- WRITTEN TASK -
Find the lines of data that contain the string "следует", then list them.

- LISTED ENTRIES -
** BEGIN **
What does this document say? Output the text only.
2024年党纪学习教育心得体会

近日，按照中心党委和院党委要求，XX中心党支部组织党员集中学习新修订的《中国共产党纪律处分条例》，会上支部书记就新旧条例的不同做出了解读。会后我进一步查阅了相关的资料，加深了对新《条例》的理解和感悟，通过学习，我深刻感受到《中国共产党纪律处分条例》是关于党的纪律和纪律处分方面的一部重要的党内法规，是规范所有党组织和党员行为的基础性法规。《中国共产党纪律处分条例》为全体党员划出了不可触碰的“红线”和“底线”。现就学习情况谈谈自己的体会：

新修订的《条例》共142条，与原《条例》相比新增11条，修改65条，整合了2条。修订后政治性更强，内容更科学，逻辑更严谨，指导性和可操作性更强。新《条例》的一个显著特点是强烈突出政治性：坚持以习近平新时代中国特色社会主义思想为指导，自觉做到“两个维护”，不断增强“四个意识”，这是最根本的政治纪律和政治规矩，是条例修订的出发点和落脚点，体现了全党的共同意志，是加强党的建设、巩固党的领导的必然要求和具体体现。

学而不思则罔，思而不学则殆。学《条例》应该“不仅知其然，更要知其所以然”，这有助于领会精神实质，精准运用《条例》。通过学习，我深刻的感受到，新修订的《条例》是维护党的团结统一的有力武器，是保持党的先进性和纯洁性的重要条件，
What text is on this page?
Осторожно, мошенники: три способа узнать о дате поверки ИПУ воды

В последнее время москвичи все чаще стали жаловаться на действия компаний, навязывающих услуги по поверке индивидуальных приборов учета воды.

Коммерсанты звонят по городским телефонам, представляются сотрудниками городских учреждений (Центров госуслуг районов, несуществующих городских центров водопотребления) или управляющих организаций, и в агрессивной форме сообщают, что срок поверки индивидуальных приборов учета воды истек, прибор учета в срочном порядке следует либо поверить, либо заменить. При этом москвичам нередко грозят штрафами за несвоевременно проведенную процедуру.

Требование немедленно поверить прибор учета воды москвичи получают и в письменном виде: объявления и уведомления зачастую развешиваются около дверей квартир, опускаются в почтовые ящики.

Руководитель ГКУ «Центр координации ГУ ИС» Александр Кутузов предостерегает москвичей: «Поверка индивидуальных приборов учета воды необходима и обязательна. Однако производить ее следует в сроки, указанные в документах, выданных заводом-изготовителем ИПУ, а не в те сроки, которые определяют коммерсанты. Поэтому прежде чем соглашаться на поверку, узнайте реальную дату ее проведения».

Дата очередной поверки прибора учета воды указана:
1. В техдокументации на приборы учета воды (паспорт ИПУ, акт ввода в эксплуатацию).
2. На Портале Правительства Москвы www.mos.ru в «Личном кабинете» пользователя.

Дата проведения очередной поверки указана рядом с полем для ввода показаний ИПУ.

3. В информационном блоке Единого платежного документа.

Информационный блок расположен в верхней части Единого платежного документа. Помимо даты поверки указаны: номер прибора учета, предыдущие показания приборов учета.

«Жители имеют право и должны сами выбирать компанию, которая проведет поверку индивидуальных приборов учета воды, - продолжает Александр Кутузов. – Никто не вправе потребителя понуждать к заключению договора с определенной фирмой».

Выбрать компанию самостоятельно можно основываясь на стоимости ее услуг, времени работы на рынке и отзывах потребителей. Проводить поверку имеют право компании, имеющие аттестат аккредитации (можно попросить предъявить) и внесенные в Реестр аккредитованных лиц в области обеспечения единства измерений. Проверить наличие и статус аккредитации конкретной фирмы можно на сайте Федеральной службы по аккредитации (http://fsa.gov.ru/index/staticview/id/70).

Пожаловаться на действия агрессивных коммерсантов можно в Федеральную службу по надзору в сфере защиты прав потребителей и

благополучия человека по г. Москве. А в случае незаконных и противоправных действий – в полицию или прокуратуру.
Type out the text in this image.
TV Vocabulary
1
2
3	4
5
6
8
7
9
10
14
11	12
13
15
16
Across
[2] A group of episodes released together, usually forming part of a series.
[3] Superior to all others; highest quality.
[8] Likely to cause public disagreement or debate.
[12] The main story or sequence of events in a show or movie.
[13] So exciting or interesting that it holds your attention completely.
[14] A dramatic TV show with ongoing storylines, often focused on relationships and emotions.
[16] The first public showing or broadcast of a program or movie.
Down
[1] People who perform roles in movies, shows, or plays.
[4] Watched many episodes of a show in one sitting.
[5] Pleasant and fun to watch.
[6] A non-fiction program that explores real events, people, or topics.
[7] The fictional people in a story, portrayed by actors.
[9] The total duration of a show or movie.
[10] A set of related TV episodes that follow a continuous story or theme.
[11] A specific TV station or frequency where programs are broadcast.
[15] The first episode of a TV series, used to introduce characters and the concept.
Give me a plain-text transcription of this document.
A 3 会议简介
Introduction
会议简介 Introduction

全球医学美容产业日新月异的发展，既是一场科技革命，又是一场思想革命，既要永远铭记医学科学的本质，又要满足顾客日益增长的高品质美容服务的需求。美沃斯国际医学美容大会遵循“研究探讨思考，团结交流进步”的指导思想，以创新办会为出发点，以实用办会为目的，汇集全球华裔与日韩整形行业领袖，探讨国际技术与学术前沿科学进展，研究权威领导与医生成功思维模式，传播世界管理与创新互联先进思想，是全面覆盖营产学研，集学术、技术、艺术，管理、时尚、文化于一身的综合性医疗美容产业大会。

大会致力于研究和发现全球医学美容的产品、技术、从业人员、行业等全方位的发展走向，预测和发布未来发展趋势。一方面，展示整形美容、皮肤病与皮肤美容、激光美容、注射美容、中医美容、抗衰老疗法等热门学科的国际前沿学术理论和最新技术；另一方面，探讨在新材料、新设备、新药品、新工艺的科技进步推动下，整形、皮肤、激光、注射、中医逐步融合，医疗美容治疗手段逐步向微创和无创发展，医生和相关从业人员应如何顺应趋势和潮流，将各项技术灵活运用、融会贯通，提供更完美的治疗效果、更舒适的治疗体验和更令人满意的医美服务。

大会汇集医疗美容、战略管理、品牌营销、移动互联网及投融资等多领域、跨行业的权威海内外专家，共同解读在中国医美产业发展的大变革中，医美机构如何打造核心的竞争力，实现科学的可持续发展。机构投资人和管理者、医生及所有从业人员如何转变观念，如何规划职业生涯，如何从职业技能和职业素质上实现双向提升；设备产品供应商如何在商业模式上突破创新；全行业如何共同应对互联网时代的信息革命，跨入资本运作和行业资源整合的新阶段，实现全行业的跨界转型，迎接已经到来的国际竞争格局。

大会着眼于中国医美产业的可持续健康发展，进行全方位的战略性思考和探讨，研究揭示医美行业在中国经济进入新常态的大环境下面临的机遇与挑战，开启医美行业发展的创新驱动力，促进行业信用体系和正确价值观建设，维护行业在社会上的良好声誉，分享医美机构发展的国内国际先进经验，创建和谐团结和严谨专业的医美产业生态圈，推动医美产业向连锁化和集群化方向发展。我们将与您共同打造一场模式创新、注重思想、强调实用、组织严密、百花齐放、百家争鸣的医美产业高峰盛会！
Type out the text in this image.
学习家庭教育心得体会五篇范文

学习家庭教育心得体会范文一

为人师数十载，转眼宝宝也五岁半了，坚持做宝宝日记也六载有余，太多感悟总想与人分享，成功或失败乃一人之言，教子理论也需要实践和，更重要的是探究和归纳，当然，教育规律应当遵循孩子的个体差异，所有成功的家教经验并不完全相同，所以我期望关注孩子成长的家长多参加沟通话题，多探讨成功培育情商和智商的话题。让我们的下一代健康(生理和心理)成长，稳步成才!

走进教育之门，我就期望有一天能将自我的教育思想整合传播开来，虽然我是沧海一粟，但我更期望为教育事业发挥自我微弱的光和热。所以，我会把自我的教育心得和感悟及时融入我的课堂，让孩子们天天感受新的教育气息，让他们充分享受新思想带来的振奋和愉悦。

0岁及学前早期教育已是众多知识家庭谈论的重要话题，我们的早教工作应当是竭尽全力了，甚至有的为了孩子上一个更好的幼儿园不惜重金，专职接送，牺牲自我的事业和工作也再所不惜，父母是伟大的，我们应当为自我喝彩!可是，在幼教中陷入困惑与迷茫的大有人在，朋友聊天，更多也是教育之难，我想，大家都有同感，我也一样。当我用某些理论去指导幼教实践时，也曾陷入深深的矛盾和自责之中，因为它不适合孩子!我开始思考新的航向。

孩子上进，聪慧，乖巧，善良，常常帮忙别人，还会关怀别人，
** END **
- THE ANSWER -
Коммерсанты звонят по городским телефонам, представляются сотрудниками городских учреждений (Центров госуслуг районов, несуществующих городских центров водопотребления) или управляющих организаций, и в агрессивной форме сообщают, что срок поверки индивидуальных приборов учета воды истек, прибор учета в срочном порядке следует либо поверить, либо заменить. При этом москвичам нередко грозят штрафами за несвоевременно проведенную процедуру.
Руководитель ГКУ «Центр координации ГУ ИС» Александр Кутузов предостерегает москвичей: «Поверка индивидуальных приборов учета воды необходима и обязательна. Однако производить ее следует в сроки, указанные в документах, выданных заводом-изготовителем ИПУ, а не в те сроки, которые определяют коммерсанты. Поэтому прежде чем соглашаться на поверку, узнайте реальную дату ее проведения».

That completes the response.